Extracted data entries ::
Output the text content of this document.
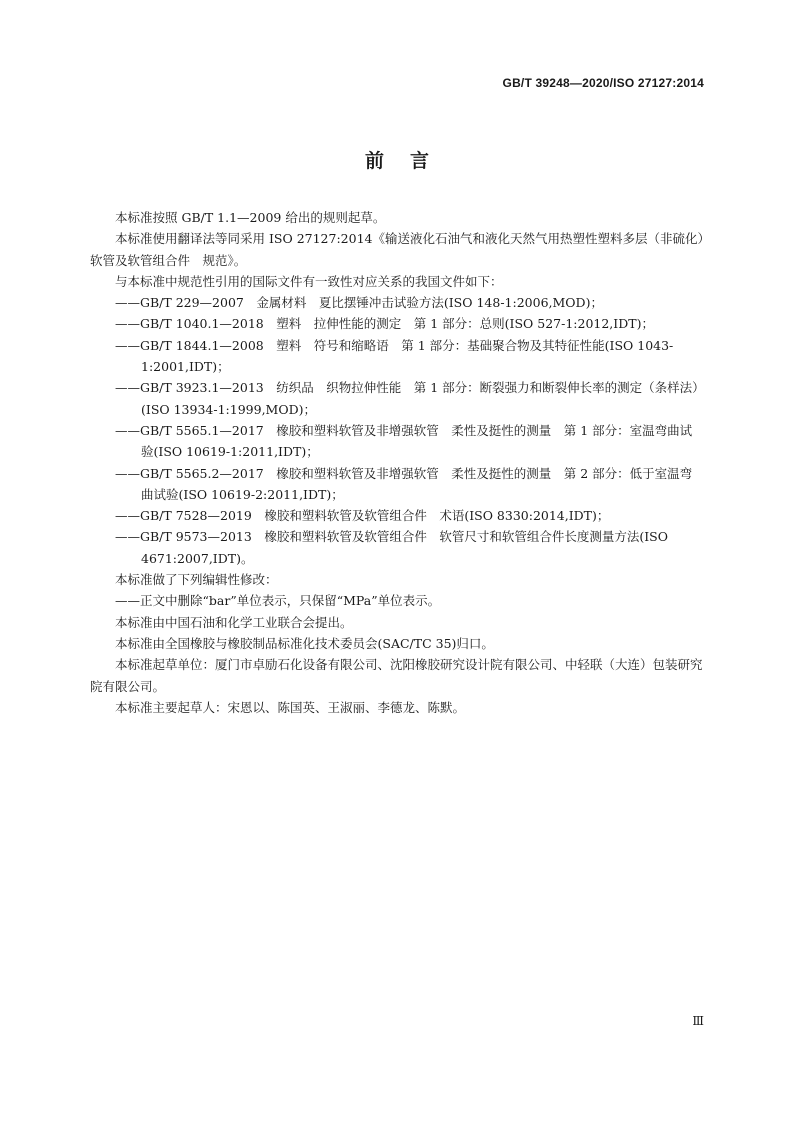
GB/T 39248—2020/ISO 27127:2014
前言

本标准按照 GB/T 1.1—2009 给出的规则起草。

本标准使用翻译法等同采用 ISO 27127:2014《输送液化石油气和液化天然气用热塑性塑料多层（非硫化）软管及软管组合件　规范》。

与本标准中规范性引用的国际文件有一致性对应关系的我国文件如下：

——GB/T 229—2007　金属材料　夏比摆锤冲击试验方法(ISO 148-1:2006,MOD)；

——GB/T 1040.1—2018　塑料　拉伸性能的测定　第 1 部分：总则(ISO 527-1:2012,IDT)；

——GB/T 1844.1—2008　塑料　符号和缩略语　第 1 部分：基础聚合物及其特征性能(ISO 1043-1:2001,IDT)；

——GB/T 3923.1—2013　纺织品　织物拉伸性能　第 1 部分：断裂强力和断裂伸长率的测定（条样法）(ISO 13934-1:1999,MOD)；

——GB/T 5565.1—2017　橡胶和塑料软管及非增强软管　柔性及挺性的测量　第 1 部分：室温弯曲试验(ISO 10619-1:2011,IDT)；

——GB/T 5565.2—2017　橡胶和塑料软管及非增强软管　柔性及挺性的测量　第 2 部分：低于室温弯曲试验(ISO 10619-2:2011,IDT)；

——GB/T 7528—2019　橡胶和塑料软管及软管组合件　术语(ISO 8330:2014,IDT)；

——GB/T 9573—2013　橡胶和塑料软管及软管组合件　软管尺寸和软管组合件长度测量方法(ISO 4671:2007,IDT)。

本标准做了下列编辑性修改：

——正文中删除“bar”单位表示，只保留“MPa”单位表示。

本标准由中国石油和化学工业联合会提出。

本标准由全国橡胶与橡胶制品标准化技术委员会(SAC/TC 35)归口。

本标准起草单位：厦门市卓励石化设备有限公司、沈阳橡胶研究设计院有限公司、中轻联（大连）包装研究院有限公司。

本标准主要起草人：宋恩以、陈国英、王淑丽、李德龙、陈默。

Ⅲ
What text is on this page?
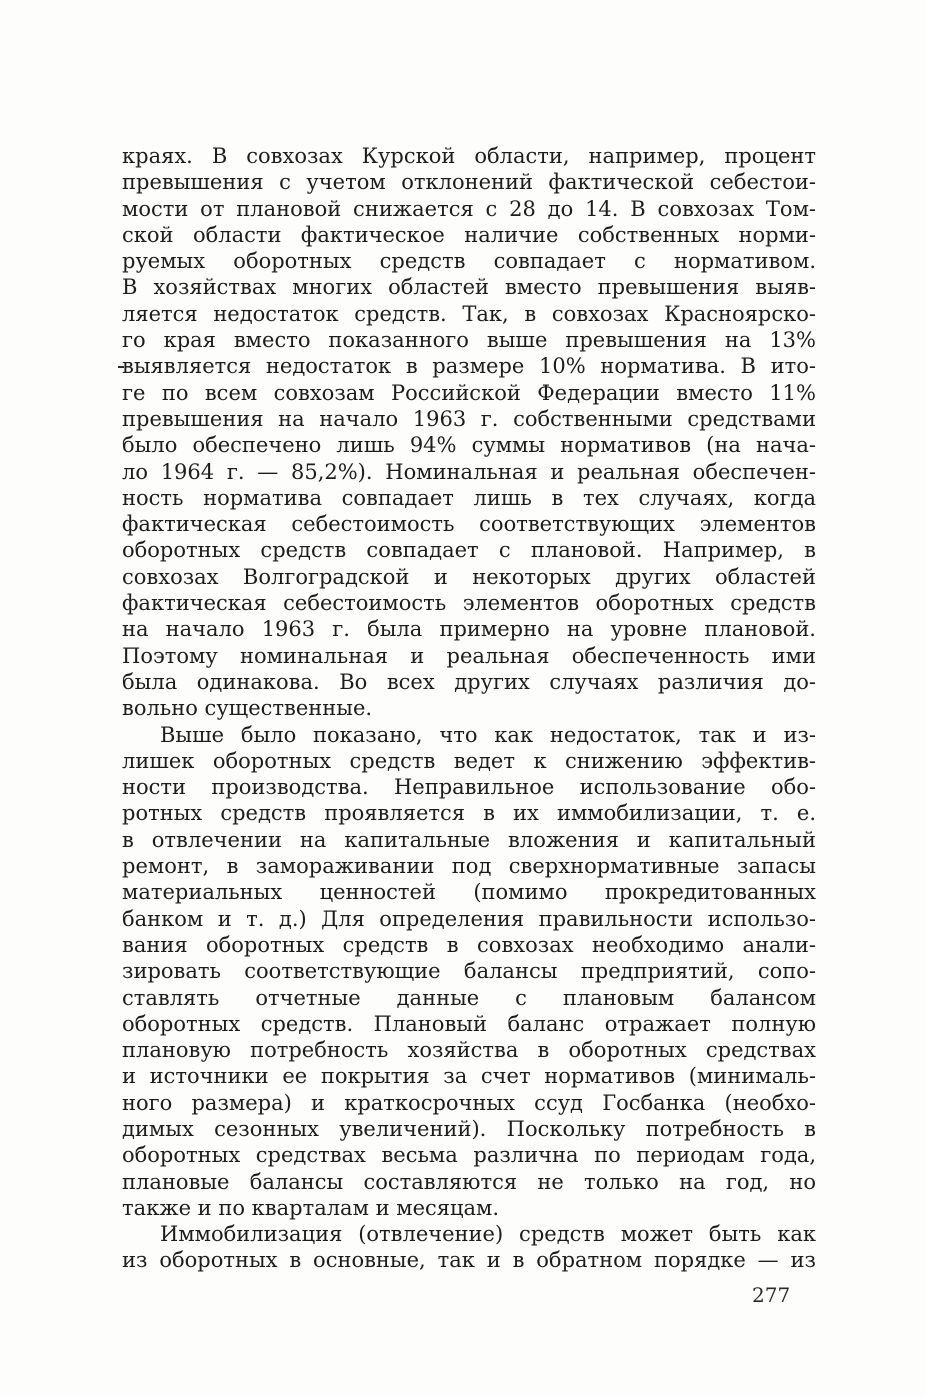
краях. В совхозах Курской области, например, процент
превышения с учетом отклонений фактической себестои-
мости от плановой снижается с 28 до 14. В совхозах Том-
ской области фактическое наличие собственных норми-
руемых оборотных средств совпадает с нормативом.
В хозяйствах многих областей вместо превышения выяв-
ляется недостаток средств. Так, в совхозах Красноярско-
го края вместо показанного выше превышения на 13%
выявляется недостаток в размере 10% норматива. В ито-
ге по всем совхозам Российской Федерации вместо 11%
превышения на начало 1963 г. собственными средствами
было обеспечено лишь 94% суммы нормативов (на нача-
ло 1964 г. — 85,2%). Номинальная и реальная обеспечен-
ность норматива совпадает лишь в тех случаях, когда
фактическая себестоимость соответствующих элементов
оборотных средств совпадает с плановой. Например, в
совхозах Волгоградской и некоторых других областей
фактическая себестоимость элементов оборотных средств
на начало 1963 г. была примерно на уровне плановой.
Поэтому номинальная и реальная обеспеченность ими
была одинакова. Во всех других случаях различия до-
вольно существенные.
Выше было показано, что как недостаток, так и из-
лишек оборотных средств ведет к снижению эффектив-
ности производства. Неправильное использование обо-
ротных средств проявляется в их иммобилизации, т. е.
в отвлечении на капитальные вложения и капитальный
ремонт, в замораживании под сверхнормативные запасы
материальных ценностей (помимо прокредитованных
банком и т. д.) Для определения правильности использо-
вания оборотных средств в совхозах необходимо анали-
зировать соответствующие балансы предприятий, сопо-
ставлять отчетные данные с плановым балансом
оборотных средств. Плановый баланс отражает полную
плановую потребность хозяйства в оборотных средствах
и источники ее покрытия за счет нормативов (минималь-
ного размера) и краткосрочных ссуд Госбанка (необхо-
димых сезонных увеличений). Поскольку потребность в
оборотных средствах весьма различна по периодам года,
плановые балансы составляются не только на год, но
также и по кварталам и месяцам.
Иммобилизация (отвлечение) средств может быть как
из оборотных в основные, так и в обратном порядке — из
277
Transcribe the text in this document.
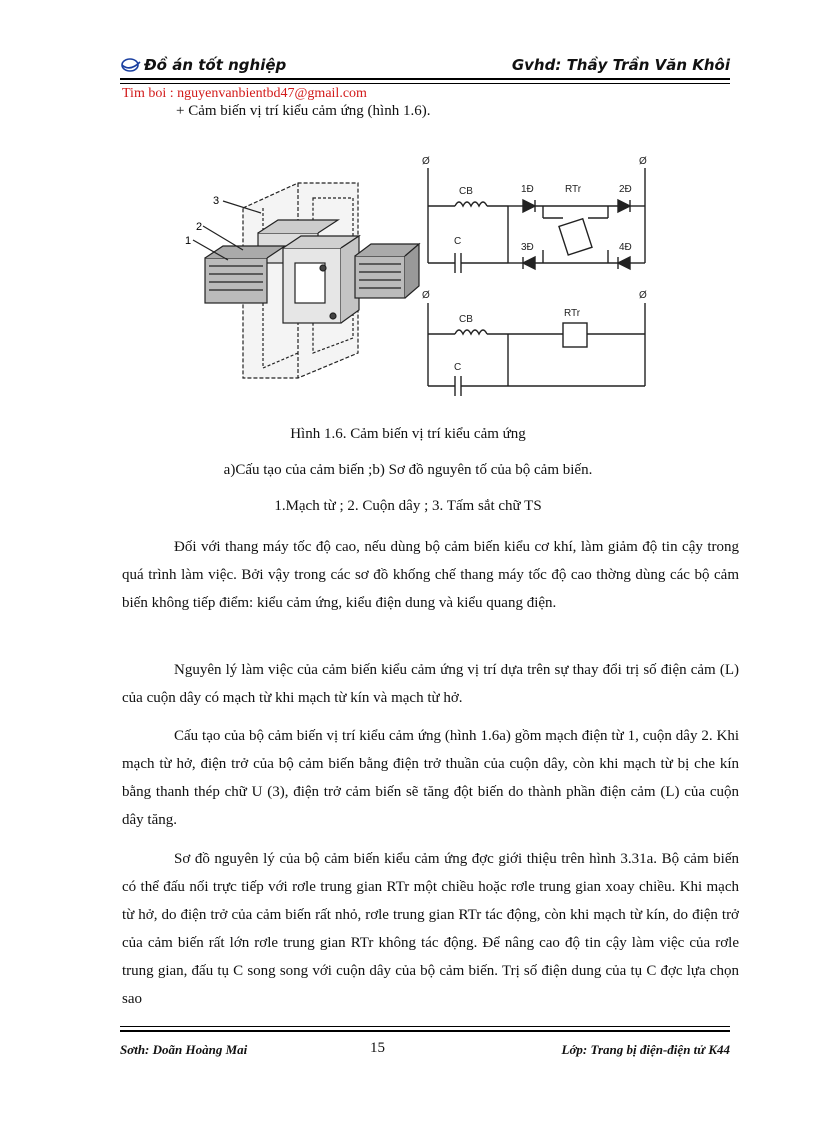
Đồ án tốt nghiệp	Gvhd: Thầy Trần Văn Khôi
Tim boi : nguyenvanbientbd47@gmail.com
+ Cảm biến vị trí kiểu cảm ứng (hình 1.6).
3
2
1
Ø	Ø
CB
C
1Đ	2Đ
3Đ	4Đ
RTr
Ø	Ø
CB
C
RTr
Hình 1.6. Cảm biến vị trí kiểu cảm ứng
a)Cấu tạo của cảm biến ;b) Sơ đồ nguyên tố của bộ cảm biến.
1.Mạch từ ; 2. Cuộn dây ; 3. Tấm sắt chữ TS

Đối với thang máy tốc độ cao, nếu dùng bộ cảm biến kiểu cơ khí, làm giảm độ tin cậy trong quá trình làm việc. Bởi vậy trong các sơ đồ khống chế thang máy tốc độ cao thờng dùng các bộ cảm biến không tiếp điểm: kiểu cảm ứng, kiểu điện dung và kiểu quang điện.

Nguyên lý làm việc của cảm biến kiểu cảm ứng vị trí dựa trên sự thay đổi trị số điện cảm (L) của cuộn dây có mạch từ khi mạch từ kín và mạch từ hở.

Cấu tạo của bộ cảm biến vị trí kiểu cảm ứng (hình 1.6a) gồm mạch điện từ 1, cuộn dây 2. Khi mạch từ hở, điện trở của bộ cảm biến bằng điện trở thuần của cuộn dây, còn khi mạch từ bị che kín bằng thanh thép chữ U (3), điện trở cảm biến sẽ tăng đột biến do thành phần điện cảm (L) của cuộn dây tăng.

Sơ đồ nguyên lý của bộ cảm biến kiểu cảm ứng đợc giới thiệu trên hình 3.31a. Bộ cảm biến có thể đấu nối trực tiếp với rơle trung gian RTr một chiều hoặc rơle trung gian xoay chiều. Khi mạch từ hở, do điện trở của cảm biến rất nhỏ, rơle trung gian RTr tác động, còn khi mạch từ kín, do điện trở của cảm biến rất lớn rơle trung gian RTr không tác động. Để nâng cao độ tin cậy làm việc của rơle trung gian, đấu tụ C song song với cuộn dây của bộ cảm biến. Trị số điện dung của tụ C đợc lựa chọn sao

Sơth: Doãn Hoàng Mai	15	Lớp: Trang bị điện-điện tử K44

The problem :: Retype all the records shown above, character for character. Omit every picture.

Final result ::
Output the text content of this document.
GB/T 39248—2020/ISO 27127:2014
前言

本标准按照 GB/T 1.1—2009 给出的规则起草。

本标准使用翻译法等同采用 ISO 27127:2014《输送液化石油气和液化天然气用热塑性塑料多层（非硫化）软管及软管组合件　规范》。

与本标准中规范性引用的国际文件有一致性对应关系的我国文件如下：

——GB/T 229—2007　金属材料　夏比摆锤冲击试验方法(ISO 148-1:2006,MOD)；

——GB/T 1040.1—2018　塑料　拉伸性能的测定　第 1 部分：总则(ISO 527-1:2012,IDT)；

——GB/T 1844.1—2008　塑料　符号和缩略语　第 1 部分：基础聚合物及其特征性能(ISO 1043-1:2001,IDT)；

——GB/T 3923.1—2013　纺织品　织物拉伸性能　第 1 部分：断裂强力和断裂伸长率的测定（条样法）(ISO 13934-1:1999,MOD)；

——GB/T 5565.1—2017　橡胶和塑料软管及非增强软管　柔性及挺性的测量　第 1 部分：室温弯曲试验(ISO 10619-1:2011,IDT)；

——GB/T 5565.2—2017　橡胶和塑料软管及非增强软管　柔性及挺性的测量　第 2 部分：低于室温弯曲试验(ISO 10619-2:2011,IDT)；

——GB/T 7528—2019　橡胶和塑料软管及软管组合件　术语(ISO 8330:2014,IDT)；

——GB/T 9573—2013　橡胶和塑料软管及软管组合件　软管尺寸和软管组合件长度测量方法(ISO 4671:2007,IDT)。

本标准做了下列编辑性修改：

——正文中删除“bar”单位表示，只保留“MPa”单位表示。

本标准由中国石油和化学工业联合会提出。

本标准由全国橡胶与橡胶制品标准化技术委员会(SAC/TC 35)归口。

本标准起草单位：厦门市卓励石化设备有限公司、沈阳橡胶研究设计院有限公司、中轻联（大连）包装研究院有限公司。

本标准主要起草人：宋恩以、陈国英、王淑丽、李德龙、陈默。

Ⅲ
What text is on this page?
краях. В совхозах Курской области, например, процент
превышения с учетом отклонений фактической себестои-
мости от плановой снижается с 28 до 14. В совхозах Том-
ской области фактическое наличие собственных норми-
руемых оборотных средств совпадает с нормативом.
В хозяйствах многих областей вместо превышения выяв-
ляется недостаток средств. Так, в совхозах Красноярско-
го края вместо показанного выше превышения на 13%
выявляется недостаток в размере 10% норматива. В ито-
ге по всем совхозам Российской Федерации вместо 11%
превышения на начало 1963 г. собственными средствами
было обеспечено лишь 94% суммы нормативов (на нача-
ло 1964 г. — 85,2%). Номинальная и реальная обеспечен-
ность норматива совпадает лишь в тех случаях, когда
фактическая себестоимость соответствующих элементов
оборотных средств совпадает с плановой. Например, в
совхозах Волгоградской и некоторых других областей
фактическая себестоимость элементов оборотных средств
на начало 1963 г. была примерно на уровне плановой.
Поэтому номинальная и реальная обеспеченность ими
была одинакова. Во всех других случаях различия до-
вольно существенные.
Выше было показано, что как недостаток, так и из-
лишек оборотных средств ведет к снижению эффектив-
ности производства. Неправильное использование обо-
ротных средств проявляется в их иммобилизации, т. е.
в отвлечении на капитальные вложения и капитальный
ремонт, в замораживании под сверхнормативные запасы
материальных ценностей (помимо прокредитованных
банком и т. д.) Для определения правильности использо-
вания оборотных средств в совхозах необходимо анали-
зировать соответствующие балансы предприятий, сопо-
ставлять отчетные данные с плановым балансом
оборотных средств. Плановый баланс отражает полную
плановую потребность хозяйства в оборотных средствах
и источники ее покрытия за счет нормативов (минималь-
ного размера) и краткосрочных ссуд Госбанка (необхо-
димых сезонных увеличений). Поскольку потребность в
оборотных средствах весьма различна по периодам года,
плановые балансы составляются не только на год, но
также и по кварталам и месяцам.
Иммобилизация (отвлечение) средств может быть как
из оборотных в основные, так и в обратном порядке — из
277
Transcribe the text in this document.
Đồ án tốt nghiệp	Gvhd: Thầy Trần Văn Khôi
Tim boi : nguyenvanbientbd47@gmail.com
+ Cảm biến vị trí kiểu cảm ứng (hình 1.6).
3
2
1
Ø	Ø
CB
C
1Đ	2Đ
3Đ	4Đ
RTr
Ø	Ø
CB
C
RTr
Hình 1.6. Cảm biến vị trí kiểu cảm ứng
a)Cấu tạo của cảm biến ;b) Sơ đồ nguyên tố của bộ cảm biến.
1.Mạch từ ; 2. Cuộn dây ; 3. Tấm sắt chữ TS

Đối với thang máy tốc độ cao, nếu dùng bộ cảm biến kiểu cơ khí, làm giảm độ tin cậy trong quá trình làm việc. Bởi vậy trong các sơ đồ khống chế thang máy tốc độ cao thờng dùng các bộ cảm biến không tiếp điểm: kiểu cảm ứng, kiểu điện dung và kiểu quang điện.

Nguyên lý làm việc của cảm biến kiểu cảm ứng vị trí dựa trên sự thay đổi trị số điện cảm (L) của cuộn dây có mạch từ khi mạch từ kín và mạch từ hở.

Cấu tạo của bộ cảm biến vị trí kiểu cảm ứng (hình 1.6a) gồm mạch điện từ 1, cuộn dây 2. Khi mạch từ hở, điện trở của bộ cảm biến bằng điện trở thuần của cuộn dây, còn khi mạch từ bị che kín bằng thanh thép chữ U (3), điện trở cảm biến sẽ tăng đột biến do thành phần điện cảm (L) của cuộn dây tăng.

Sơ đồ nguyên lý của bộ cảm biến kiểu cảm ứng đợc giới thiệu trên hình 3.31a. Bộ cảm biến có thể đấu nối trực tiếp với rơle trung gian RTr một chiều hoặc rơle trung gian xoay chiều. Khi mạch từ hở, do điện trở của cảm biến rất nhỏ, rơle trung gian RTr tác động, còn khi mạch từ kín, do điện trở của cảm biến rất lớn rơle trung gian RTr không tác động. Để nâng cao độ tin cậy làm việc của rơle trung gian, đấu tụ C song song với cuộn dây của bộ cảm biến. Trị số điện dung của tụ C đợc lựa chọn sao

Sơth: Doãn Hoàng Mai	15	Lớp: Trang bị điện-điện tử K44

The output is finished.